--- EXERCISE BRIEF ---
Find every line in the records below that holds the word "的二十届三中全会精神" and copy it.

-- START --

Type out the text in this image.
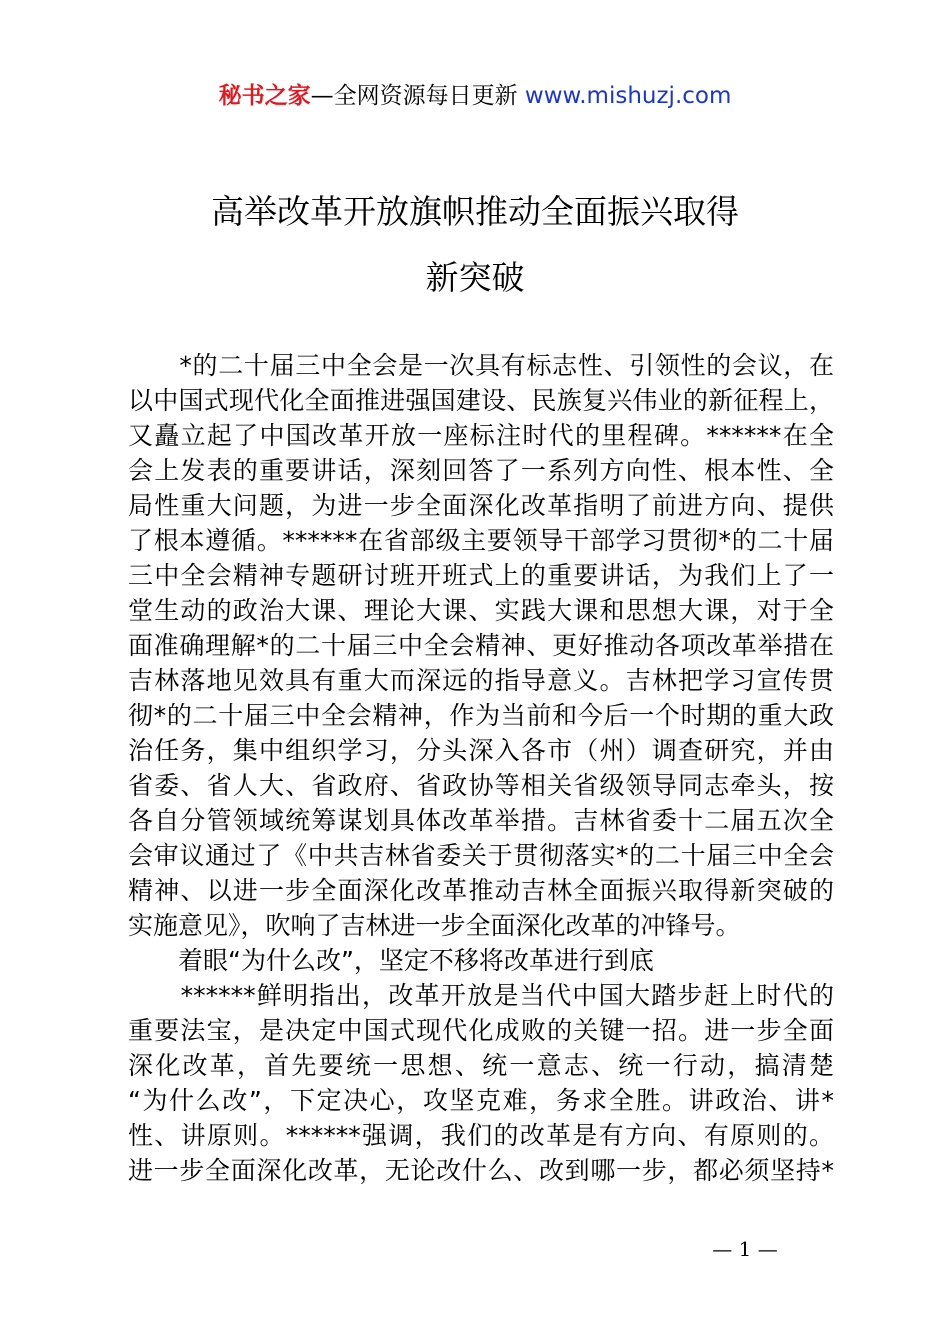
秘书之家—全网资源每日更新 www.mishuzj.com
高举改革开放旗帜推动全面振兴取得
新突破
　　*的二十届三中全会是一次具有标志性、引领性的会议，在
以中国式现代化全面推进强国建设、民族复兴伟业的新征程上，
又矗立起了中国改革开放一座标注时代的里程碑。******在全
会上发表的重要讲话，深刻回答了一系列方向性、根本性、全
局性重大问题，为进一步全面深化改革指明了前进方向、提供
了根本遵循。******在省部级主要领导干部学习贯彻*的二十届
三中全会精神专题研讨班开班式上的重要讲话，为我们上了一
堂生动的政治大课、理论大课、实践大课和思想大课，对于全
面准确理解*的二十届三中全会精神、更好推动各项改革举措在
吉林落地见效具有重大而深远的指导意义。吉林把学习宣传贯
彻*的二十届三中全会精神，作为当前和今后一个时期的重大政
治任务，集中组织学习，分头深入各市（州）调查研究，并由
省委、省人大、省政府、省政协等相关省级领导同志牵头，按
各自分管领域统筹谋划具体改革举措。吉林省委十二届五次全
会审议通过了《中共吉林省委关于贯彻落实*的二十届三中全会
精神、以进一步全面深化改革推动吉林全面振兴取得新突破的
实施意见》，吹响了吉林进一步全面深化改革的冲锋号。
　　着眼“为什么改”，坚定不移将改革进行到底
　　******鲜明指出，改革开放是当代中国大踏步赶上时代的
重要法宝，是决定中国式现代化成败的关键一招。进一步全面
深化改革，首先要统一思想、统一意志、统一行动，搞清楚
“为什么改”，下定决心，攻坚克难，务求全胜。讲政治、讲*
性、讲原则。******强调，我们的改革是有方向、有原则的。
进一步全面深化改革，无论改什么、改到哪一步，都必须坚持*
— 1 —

-- END --

--- SOLUTION TO THIS EXERCISE ---
面准确理解*的二十届三中全会精神、更好推动各项改革举措在
彻*的二十届三中全会精神，作为当前和今后一个时期的重大政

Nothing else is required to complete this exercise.